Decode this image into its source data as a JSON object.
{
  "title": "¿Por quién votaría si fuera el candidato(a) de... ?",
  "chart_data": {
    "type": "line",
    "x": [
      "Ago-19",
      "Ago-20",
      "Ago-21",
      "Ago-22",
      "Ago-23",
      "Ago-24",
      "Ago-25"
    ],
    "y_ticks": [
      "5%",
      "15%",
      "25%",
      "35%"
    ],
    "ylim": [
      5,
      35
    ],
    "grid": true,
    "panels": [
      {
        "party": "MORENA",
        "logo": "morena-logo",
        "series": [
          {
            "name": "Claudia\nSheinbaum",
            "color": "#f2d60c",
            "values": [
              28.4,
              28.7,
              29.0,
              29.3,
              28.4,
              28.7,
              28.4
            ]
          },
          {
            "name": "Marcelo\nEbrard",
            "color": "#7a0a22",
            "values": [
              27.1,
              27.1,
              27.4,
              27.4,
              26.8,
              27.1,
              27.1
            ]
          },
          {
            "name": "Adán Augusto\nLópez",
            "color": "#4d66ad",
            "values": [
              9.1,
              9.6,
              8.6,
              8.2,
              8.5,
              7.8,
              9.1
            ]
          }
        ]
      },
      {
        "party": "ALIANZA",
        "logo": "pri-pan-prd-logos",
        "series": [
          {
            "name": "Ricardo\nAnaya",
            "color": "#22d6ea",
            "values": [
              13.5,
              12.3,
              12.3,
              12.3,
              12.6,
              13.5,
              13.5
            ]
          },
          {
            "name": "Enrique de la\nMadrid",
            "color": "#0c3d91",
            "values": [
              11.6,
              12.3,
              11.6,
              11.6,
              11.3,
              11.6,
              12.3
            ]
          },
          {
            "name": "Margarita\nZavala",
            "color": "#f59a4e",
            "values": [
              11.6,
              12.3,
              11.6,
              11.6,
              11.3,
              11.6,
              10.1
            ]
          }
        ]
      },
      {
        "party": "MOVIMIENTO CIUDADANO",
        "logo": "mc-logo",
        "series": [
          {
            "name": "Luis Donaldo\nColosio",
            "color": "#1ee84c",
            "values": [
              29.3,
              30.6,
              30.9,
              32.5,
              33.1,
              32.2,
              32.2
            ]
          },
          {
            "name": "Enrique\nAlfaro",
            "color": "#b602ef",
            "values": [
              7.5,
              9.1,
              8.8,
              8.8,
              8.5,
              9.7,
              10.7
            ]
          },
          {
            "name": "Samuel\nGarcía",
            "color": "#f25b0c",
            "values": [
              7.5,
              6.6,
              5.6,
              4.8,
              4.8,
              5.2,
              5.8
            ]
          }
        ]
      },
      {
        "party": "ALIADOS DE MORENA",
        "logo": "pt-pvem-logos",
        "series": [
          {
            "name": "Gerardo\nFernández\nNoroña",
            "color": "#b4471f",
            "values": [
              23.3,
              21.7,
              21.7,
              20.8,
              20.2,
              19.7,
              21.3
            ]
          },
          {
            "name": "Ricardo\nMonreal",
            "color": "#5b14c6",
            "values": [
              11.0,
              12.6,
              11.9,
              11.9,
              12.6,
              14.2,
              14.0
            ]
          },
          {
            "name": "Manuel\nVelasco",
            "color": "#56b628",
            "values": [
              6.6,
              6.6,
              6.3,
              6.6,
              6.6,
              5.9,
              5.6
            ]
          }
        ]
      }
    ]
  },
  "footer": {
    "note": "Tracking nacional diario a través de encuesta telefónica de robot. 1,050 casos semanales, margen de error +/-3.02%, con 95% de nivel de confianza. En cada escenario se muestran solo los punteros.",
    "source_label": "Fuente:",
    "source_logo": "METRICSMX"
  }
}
--
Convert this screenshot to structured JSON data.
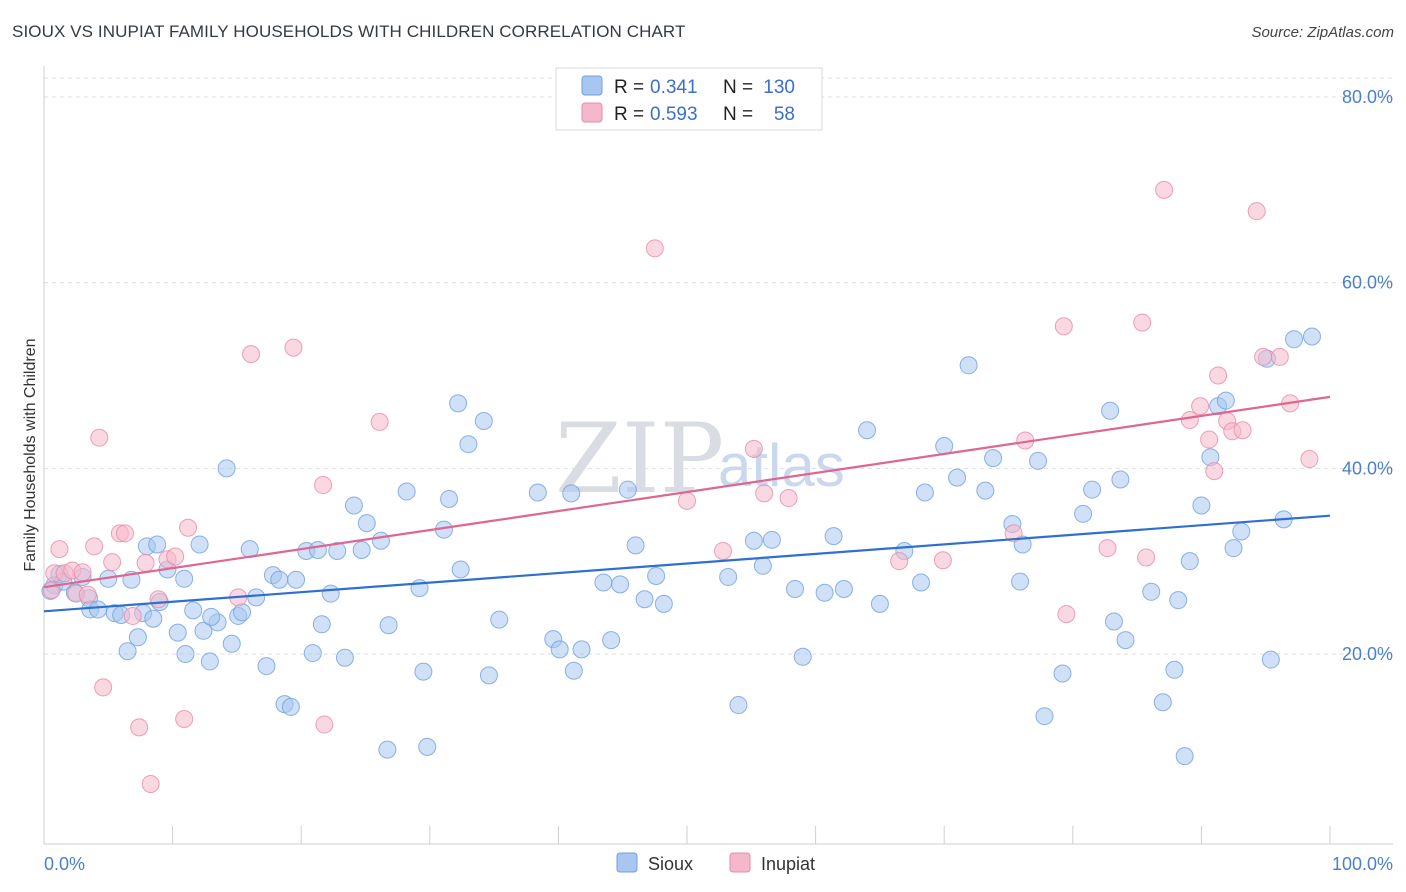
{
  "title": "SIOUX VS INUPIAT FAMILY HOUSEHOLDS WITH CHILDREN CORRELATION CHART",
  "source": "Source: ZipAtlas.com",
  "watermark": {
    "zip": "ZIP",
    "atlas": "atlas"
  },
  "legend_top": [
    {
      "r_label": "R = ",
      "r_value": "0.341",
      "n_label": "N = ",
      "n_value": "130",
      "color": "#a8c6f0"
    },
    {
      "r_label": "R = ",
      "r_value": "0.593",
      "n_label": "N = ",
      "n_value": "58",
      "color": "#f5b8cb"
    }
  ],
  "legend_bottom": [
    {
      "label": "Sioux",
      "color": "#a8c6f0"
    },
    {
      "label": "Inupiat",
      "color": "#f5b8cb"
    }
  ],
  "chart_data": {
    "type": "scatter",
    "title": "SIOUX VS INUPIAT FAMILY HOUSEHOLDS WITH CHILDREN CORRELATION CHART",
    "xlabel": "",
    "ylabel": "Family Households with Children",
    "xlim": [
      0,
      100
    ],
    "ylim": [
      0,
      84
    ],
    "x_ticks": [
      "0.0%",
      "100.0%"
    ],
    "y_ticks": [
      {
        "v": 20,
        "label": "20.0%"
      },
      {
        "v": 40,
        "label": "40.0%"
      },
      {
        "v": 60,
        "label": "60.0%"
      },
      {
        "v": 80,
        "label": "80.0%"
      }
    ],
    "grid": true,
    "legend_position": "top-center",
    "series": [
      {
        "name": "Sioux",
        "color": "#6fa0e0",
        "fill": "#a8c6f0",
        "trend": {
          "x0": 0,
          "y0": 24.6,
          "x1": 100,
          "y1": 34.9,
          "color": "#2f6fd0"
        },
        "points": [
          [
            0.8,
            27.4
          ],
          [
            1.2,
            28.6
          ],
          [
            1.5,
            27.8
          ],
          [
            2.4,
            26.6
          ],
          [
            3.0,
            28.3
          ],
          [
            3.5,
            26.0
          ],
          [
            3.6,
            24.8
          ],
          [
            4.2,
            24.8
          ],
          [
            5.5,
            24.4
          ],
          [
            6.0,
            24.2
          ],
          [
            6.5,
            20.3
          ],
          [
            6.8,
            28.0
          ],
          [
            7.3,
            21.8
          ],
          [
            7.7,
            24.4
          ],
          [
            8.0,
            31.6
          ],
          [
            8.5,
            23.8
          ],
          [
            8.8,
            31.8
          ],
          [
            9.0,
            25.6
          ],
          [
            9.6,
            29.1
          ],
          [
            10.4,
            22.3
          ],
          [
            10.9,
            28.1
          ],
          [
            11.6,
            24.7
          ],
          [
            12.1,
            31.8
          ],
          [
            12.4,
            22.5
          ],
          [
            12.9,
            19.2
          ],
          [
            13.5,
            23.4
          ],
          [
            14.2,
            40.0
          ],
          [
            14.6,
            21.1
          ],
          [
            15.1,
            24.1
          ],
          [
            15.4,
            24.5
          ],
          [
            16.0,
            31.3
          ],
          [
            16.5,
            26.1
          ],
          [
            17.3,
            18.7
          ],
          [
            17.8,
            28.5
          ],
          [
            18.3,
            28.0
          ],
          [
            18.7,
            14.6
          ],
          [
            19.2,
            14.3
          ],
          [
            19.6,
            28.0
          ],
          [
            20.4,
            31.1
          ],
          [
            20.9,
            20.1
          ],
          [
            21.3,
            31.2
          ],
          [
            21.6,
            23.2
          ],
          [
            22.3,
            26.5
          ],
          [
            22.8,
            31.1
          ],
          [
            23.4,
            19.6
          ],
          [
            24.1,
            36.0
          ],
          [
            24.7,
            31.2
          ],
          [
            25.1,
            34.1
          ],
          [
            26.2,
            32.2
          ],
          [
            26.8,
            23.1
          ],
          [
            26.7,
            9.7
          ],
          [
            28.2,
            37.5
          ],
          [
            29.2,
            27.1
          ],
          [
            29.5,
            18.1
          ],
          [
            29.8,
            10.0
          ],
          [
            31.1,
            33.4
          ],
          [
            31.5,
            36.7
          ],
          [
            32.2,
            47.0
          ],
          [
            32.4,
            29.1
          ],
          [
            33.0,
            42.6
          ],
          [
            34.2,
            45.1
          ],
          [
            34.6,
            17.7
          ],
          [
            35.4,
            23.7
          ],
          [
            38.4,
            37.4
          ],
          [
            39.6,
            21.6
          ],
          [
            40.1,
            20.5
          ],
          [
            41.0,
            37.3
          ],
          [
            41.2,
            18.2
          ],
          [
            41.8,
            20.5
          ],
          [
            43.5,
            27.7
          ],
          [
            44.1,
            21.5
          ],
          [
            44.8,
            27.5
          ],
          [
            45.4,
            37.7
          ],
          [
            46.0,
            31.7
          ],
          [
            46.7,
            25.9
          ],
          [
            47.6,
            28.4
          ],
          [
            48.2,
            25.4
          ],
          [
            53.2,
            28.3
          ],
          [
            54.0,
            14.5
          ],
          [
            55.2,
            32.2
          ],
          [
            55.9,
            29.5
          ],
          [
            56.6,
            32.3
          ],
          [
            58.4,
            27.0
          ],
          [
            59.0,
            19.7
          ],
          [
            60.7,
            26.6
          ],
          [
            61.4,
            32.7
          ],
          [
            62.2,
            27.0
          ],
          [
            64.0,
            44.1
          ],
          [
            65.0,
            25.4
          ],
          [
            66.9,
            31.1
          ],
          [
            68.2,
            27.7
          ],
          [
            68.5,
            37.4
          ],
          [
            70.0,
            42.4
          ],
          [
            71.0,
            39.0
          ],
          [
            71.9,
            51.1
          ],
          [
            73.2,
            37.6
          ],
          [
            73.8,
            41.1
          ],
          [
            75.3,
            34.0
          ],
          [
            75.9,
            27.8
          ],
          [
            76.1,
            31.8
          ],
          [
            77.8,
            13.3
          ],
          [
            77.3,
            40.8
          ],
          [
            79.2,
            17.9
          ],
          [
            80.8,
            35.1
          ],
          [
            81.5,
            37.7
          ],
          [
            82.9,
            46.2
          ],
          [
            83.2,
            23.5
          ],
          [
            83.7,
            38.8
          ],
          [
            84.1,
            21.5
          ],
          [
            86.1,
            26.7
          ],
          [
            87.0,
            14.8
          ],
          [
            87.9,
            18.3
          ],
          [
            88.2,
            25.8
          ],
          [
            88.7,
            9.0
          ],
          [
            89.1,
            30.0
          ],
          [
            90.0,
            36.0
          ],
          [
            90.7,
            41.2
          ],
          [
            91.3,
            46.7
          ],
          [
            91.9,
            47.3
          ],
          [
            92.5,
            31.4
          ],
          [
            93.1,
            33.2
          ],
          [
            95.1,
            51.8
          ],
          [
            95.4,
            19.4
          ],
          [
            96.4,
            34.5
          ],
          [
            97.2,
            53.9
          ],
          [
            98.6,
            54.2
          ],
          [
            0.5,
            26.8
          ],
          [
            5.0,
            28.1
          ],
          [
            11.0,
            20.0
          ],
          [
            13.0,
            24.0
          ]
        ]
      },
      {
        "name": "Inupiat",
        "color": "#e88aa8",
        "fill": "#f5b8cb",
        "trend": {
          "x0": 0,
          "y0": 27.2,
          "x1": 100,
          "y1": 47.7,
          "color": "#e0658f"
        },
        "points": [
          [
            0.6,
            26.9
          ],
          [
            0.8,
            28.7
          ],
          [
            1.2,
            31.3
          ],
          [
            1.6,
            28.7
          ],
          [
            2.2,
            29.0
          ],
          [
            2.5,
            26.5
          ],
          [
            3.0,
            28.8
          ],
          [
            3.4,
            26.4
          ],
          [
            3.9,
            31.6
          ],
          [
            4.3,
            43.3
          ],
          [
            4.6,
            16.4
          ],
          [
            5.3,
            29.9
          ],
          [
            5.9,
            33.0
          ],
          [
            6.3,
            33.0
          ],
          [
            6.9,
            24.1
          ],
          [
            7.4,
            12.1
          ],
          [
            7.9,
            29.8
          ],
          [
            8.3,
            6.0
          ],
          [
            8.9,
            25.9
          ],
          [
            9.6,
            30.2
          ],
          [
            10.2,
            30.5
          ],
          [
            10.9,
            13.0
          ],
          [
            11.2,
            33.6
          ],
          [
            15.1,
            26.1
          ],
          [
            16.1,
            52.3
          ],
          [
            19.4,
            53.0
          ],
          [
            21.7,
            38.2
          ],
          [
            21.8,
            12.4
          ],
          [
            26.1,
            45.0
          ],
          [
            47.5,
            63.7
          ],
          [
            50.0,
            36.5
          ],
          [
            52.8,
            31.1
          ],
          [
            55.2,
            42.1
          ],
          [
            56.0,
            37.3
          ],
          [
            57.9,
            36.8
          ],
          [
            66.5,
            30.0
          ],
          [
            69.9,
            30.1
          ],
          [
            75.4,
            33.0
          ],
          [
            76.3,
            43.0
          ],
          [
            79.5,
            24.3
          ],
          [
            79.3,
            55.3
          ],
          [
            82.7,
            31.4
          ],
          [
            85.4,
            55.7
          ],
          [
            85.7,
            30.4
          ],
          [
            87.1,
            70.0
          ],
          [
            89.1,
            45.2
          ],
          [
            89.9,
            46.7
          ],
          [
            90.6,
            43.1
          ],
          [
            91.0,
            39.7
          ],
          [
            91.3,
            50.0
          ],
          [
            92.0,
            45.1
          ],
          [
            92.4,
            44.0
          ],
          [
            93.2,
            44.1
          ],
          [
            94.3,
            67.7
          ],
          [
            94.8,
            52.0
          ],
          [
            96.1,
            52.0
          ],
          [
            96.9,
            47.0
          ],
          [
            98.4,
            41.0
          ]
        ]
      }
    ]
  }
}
--
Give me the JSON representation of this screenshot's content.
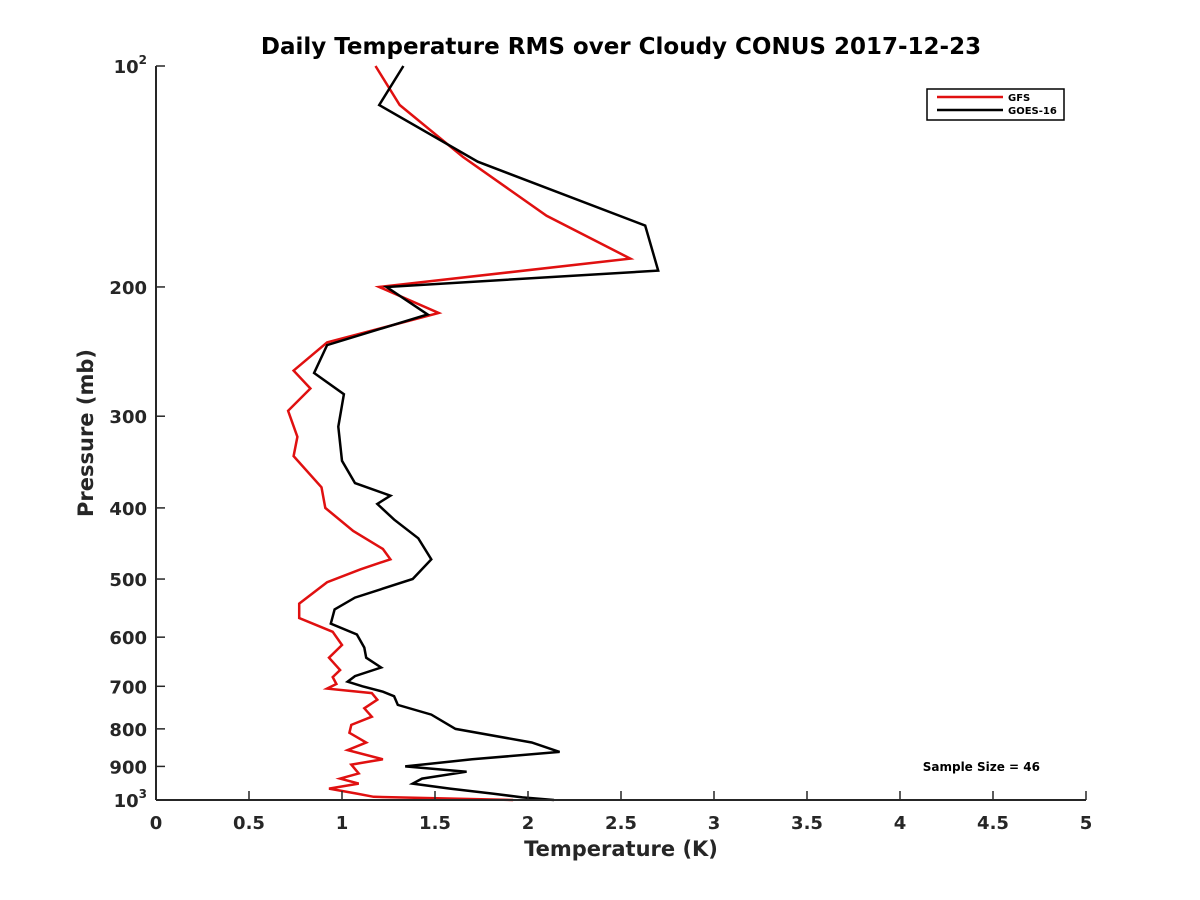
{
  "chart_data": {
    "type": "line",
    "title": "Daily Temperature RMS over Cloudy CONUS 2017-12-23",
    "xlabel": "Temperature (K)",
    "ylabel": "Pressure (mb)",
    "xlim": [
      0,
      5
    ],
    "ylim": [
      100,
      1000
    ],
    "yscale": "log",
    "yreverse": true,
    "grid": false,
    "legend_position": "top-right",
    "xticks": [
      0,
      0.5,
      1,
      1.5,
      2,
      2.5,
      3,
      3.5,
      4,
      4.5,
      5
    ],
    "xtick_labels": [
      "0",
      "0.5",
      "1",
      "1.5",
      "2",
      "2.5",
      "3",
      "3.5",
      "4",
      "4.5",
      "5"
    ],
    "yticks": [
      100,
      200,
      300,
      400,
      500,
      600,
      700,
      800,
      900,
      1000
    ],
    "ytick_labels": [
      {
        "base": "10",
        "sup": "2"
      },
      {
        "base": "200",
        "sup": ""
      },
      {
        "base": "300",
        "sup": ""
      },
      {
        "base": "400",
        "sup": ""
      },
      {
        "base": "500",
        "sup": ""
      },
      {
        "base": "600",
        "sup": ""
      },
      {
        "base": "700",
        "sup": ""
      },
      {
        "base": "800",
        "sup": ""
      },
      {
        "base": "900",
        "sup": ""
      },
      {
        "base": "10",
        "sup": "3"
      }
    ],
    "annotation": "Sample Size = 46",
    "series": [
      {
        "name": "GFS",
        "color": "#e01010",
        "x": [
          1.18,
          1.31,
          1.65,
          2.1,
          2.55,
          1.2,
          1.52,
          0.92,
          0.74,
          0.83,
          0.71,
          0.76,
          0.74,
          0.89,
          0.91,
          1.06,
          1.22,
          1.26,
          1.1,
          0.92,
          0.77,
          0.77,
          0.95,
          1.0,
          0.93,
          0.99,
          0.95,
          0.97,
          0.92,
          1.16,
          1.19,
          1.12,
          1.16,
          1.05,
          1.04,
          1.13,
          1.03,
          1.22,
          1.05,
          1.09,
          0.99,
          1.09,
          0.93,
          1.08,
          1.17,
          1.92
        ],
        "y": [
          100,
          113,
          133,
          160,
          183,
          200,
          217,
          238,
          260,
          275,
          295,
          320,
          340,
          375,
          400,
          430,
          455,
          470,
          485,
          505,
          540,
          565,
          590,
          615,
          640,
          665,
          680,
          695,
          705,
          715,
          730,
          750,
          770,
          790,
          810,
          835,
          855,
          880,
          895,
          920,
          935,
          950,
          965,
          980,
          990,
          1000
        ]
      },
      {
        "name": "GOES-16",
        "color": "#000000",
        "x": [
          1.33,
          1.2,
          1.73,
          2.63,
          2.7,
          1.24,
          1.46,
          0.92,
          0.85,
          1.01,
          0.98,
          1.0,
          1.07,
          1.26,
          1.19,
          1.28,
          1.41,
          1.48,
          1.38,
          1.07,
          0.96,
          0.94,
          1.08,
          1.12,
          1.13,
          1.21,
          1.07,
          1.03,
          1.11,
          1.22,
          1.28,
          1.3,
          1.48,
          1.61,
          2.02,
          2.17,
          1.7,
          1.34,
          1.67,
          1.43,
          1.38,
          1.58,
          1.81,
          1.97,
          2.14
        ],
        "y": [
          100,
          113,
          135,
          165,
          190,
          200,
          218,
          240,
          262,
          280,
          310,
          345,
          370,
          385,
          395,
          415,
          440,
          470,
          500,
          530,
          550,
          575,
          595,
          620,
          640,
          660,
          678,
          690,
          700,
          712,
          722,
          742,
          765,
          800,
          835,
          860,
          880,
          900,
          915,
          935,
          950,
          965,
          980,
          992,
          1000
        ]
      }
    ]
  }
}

• **Set problem**
Collect each line above holding the string "Temperature".

• **Exercise output**
    "title": "Daily Temperature RMS over Cloudy CONUS 2017-12-23",
    "xlabel": "Temperature (K)",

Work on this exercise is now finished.